> **GIVEN INSTRUCTION**
Output the data below in full, byte for byte. Nothing may differ.

> **DATA SUPPLIED**
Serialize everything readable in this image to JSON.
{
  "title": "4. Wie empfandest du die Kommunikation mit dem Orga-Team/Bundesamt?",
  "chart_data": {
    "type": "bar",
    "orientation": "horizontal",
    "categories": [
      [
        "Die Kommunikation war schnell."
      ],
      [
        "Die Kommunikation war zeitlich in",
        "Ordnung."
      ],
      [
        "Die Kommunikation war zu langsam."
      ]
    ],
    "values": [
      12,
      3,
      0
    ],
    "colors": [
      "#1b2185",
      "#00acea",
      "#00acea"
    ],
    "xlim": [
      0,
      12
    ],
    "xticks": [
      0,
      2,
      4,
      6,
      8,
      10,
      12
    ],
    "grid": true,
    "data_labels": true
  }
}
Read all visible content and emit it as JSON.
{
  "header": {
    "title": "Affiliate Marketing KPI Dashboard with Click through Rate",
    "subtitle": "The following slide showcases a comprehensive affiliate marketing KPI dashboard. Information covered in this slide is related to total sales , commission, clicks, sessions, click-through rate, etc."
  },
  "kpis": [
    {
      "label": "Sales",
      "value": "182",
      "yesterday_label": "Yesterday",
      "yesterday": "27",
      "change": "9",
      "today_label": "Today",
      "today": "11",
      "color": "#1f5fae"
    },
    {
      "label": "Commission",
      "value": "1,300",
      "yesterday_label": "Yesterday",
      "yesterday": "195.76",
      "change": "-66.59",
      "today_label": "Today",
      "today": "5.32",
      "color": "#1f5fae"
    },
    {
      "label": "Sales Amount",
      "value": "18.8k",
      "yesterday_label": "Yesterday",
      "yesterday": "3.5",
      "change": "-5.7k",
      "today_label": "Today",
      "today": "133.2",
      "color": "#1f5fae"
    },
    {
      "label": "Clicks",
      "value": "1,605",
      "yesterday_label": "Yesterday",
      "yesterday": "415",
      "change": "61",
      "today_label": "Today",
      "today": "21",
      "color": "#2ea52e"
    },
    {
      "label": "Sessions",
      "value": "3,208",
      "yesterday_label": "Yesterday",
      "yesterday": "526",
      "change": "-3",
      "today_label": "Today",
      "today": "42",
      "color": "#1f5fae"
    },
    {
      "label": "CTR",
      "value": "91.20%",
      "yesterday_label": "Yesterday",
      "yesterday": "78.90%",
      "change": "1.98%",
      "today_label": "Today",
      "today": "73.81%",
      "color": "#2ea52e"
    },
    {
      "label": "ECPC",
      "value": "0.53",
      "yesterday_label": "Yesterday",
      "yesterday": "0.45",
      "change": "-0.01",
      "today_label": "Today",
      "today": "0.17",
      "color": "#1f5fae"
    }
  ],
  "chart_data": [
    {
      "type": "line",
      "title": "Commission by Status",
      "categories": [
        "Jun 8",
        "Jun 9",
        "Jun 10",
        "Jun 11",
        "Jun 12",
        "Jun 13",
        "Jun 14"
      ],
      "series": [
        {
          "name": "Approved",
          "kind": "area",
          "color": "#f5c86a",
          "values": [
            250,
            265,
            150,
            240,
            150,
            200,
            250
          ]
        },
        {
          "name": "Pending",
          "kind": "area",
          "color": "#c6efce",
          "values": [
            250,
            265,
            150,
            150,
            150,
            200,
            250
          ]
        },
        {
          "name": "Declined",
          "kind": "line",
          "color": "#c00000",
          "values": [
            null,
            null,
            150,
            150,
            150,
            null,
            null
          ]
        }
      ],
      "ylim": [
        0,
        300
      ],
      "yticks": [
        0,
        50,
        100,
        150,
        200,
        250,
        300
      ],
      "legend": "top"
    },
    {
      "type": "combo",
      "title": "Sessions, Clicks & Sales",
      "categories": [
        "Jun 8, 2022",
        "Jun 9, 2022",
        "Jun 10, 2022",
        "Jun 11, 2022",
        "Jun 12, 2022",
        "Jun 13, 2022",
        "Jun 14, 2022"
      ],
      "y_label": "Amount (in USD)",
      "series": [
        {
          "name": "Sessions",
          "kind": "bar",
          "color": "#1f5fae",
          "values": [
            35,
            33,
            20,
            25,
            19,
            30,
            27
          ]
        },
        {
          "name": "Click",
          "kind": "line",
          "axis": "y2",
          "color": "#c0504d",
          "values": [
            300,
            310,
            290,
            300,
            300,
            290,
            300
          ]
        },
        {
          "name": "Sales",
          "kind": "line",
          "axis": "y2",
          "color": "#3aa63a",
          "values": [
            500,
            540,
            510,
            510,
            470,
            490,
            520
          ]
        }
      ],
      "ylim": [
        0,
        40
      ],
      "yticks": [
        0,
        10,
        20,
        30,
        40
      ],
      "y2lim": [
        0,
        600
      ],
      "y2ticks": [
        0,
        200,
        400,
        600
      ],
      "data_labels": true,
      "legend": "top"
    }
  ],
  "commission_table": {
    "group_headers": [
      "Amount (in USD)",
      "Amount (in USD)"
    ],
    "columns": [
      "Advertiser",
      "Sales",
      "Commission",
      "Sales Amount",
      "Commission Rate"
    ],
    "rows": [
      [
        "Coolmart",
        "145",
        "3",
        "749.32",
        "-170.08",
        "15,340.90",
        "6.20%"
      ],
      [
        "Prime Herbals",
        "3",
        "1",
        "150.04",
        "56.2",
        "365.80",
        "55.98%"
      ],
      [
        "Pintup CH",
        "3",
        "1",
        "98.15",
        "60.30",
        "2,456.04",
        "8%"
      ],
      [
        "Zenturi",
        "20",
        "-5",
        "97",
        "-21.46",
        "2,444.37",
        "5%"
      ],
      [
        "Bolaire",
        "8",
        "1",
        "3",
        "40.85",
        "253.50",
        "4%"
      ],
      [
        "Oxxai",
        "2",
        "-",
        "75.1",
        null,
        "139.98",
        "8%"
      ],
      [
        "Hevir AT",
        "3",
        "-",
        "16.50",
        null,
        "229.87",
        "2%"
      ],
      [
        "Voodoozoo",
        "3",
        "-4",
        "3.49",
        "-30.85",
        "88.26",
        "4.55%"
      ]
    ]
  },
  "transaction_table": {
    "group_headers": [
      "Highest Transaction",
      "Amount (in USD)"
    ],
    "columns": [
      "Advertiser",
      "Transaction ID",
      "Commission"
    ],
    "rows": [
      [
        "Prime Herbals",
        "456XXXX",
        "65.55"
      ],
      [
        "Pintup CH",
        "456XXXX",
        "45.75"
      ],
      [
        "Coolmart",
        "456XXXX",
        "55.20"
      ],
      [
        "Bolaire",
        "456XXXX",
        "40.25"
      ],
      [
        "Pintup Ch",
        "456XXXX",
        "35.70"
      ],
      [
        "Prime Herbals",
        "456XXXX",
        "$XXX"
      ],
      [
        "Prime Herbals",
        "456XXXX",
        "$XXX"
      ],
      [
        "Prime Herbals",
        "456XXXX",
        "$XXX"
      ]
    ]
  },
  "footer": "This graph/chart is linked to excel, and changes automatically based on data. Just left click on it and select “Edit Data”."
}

> **SOLUTION TO THIS TASK**
Serialize everything readable in this image to JSON.
{
  "title": "4. Wie empfandest du die Kommunikation mit dem Orga-Team/Bundesamt?",
  "chart_data": {
    "type": "bar",
    "orientation": "horizontal",
    "categories": [
      [
        "Die Kommunikation war schnell."
      ],
      [
        "Die Kommunikation war zeitlich in",
        "Ordnung."
      ],
      [
        "Die Kommunikation war zu langsam."
      ]
    ],
    "values": [
      12,
      3,
      0
    ],
    "colors": [
      "#1b2185",
      "#00acea",
      "#00acea"
    ],
    "xlim": [
      0,
      12
    ],
    "xticks": [
      0,
      2,
      4,
      6,
      8,
      10,
      12
    ],
    "grid": true,
    "data_labels": true
  }
}
Read all visible content and emit it as JSON.
{
  "header": {
    "title": "Affiliate Marketing KPI Dashboard with Click through Rate",
    "subtitle": "The following slide showcases a comprehensive affiliate marketing KPI dashboard. Information covered in this slide is related to total sales , commission, clicks, sessions, click-through rate, etc."
  },
  "kpis": [
    {
      "label": "Sales",
      "value": "182",
      "yesterday_label": "Yesterday",
      "yesterday": "27",
      "change": "9",
      "today_label": "Today",
      "today": "11",
      "color": "#1f5fae"
    },
    {
      "label": "Commission",
      "value": "1,300",
      "yesterday_label": "Yesterday",
      "yesterday": "195.76",
      "change": "-66.59",
      "today_label": "Today",
      "today": "5.32",
      "color": "#1f5fae"
    },
    {
      "label": "Sales Amount",
      "value": "18.8k",
      "yesterday_label": "Yesterday",
      "yesterday": "3.5",
      "change": "-5.7k",
      "today_label": "Today",
      "today": "133.2",
      "color": "#1f5fae"
    },
    {
      "label": "Clicks",
      "value": "1,605",
      "yesterday_label": "Yesterday",
      "yesterday": "415",
      "change": "61",
      "today_label": "Today",
      "today": "21",
      "color": "#2ea52e"
    },
    {
      "label": "Sessions",
      "value": "3,208",
      "yesterday_label": "Yesterday",
      "yesterday": "526",
      "change": "-3",
      "today_label": "Today",
      "today": "42",
      "color": "#1f5fae"
    },
    {
      "label": "CTR",
      "value": "91.20%",
      "yesterday_label": "Yesterday",
      "yesterday": "78.90%",
      "change": "1.98%",
      "today_label": "Today",
      "today": "73.81%",
      "color": "#2ea52e"
    },
    {
      "label": "ECPC",
      "value": "0.53",
      "yesterday_label": "Yesterday",
      "yesterday": "0.45",
      "change": "-0.01",
      "today_label": "Today",
      "today": "0.17",
      "color": "#1f5fae"
    }
  ],
  "chart_data": [
    {
      "type": "line",
      "title": "Commission by Status",
      "categories": [
        "Jun 8",
        "Jun 9",
        "Jun 10",
        "Jun 11",
        "Jun 12",
        "Jun 13",
        "Jun 14"
      ],
      "series": [
        {
          "name": "Approved",
          "kind": "area",
          "color": "#f5c86a",
          "values": [
            250,
            265,
            150,
            240,
            150,
            200,
            250
          ]
        },
        {
          "name": "Pending",
          "kind": "area",
          "color": "#c6efce",
          "values": [
            250,
            265,
            150,
            150,
            150,
            200,
            250
          ]
        },
        {
          "name": "Declined",
          "kind": "line",
          "color": "#c00000",
          "values": [
            null,
            null,
            150,
            150,
            150,
            null,
            null
          ]
        }
      ],
      "ylim": [
        0,
        300
      ],
      "yticks": [
        0,
        50,
        100,
        150,
        200,
        250,
        300
      ],
      "legend": "top"
    },
    {
      "type": "combo",
      "title": "Sessions, Clicks & Sales",
      "categories": [
        "Jun 8, 2022",
        "Jun 9, 2022",
        "Jun 10, 2022",
        "Jun 11, 2022",
        "Jun 12, 2022",
        "Jun 13, 2022",
        "Jun 14, 2022"
      ],
      "y_label": "Amount (in USD)",
      "series": [
        {
          "name": "Sessions",
          "kind": "bar",
          "color": "#1f5fae",
          "values": [
            35,
            33,
            20,
            25,
            19,
            30,
            27
          ]
        },
        {
          "name": "Click",
          "kind": "line",
          "axis": "y2",
          "color": "#c0504d",
          "values": [
            300,
            310,
            290,
            300,
            300,
            290,
            300
          ]
        },
        {
          "name": "Sales",
          "kind": "line",
          "axis": "y2",
          "color": "#3aa63a",
          "values": [
            500,
            540,
            510,
            510,
            470,
            490,
            520
          ]
        }
      ],
      "ylim": [
        0,
        40
      ],
      "yticks": [
        0,
        10,
        20,
        30,
        40
      ],
      "y2lim": [
        0,
        600
      ],
      "y2ticks": [
        0,
        200,
        400,
        600
      ],
      "data_labels": true,
      "legend": "top"
    }
  ],
  "commission_table": {
    "group_headers": [
      "Amount (in USD)",
      "Amount (in USD)"
    ],
    "columns": [
      "Advertiser",
      "Sales",
      "Commission",
      "Sales Amount",
      "Commission Rate"
    ],
    "rows": [
      [
        "Coolmart",
        "145",
        "3",
        "749.32",
        "-170.08",
        "15,340.90",
        "6.20%"
      ],
      [
        "Prime Herbals",
        "3",
        "1",
        "150.04",
        "56.2",
        "365.80",
        "55.98%"
      ],
      [
        "Pintup CH",
        "3",
        "1",
        "98.15",
        "60.30",
        "2,456.04",
        "8%"
      ],
      [
        "Zenturi",
        "20",
        "-5",
        "97",
        "-21.46",
        "2,444.37",
        "5%"
      ],
      [
        "Bolaire",
        "8",
        "1",
        "3",
        "40.85",
        "253.50",
        "4%"
      ],
      [
        "Oxxai",
        "2",
        "-",
        "75.1",
        null,
        "139.98",
        "8%"
      ],
      [
        "Hevir AT",
        "3",
        "-",
        "16.50",
        null,
        "229.87",
        "2%"
      ],
      [
        "Voodoozoo",
        "3",
        "-4",
        "3.49",
        "-30.85",
        "88.26",
        "4.55%"
      ]
    ]
  },
  "transaction_table": {
    "group_headers": [
      "Highest Transaction",
      "Amount (in USD)"
    ],
    "columns": [
      "Advertiser",
      "Transaction ID",
      "Commission"
    ],
    "rows": [
      [
        "Prime Herbals",
        "456XXXX",
        "65.55"
      ],
      [
        "Pintup CH",
        "456XXXX",
        "45.75"
      ],
      [
        "Coolmart",
        "456XXXX",
        "55.20"
      ],
      [
        "Bolaire",
        "456XXXX",
        "40.25"
      ],
      [
        "Pintup Ch",
        "456XXXX",
        "35.70"
      ],
      [
        "Prime Herbals",
        "456XXXX",
        "$XXX"
      ],
      [
        "Prime Herbals",
        "456XXXX",
        "$XXX"
      ],
      [
        "Prime Herbals",
        "456XXXX",
        "$XXX"
      ]
    ]
  },
  "footer": "This graph/chart is linked to excel, and changes automatically based on data. Just left click on it and select “Edit Data”."
}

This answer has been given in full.